**DATASET**:
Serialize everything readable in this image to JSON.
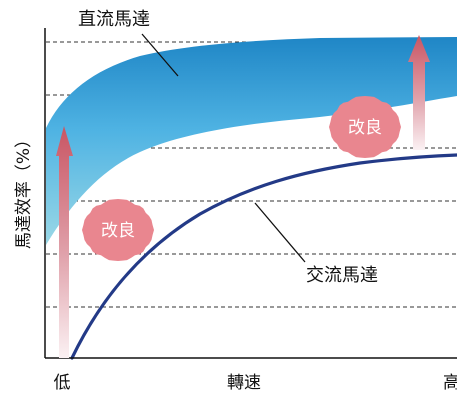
{
  "labels": {
    "dc_motor": "直流馬達",
    "ac_motor": "交流馬達",
    "y_axis": "馬達效率（%）",
    "x_axis": "轉速",
    "x_low": "低",
    "x_high": "高",
    "improve_left": "改良",
    "improve_right": "改良"
  },
  "colors": {
    "band_top": "#1f86c6",
    "band_mid": "#4fb3e3",
    "band_bottom": "#8fd3e6",
    "ac_curve": "#233a87",
    "arrow_top": "#c95a66",
    "arrow_bottom": "#f6e3e6",
    "badge": "#e9868f",
    "grid": "#333333"
  }
}
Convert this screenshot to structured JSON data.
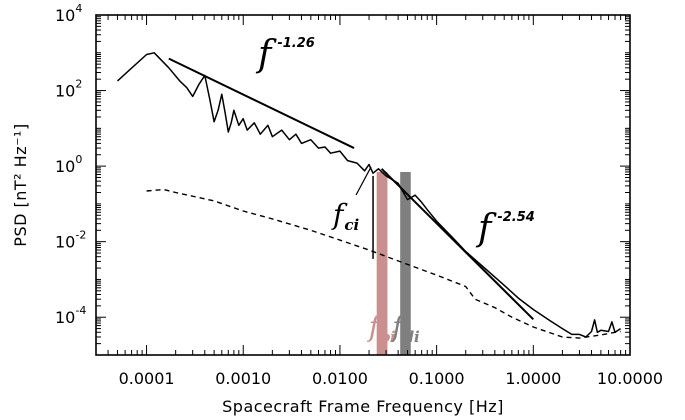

**EXERCISE OBJECTIVE**: Repeat the material verbatim. Do not carry over any picture.

**WRITTEN ANSWER**:
Serialize everything readable in this image to JSON.
{
  "labels": {
    "dc_motor": "直流馬達",
    "ac_motor": "交流馬達",
    "y_axis": "馬達效率（%）",
    "x_axis": "轉速",
    "x_low": "低",
    "x_high": "高",
    "improve_left": "改良",
    "improve_right": "改良"
  },
  "colors": {
    "band_top": "#1f86c6",
    "band_mid": "#4fb3e3",
    "band_bottom": "#8fd3e6",
    "ac_curve": "#233a87",
    "arrow_top": "#c95a66",
    "arrow_bottom": "#f6e3e6",
    "badge": "#e9868f",
    "grid": "#333333"
  }
}
Convert this screenshot to structured JSON data.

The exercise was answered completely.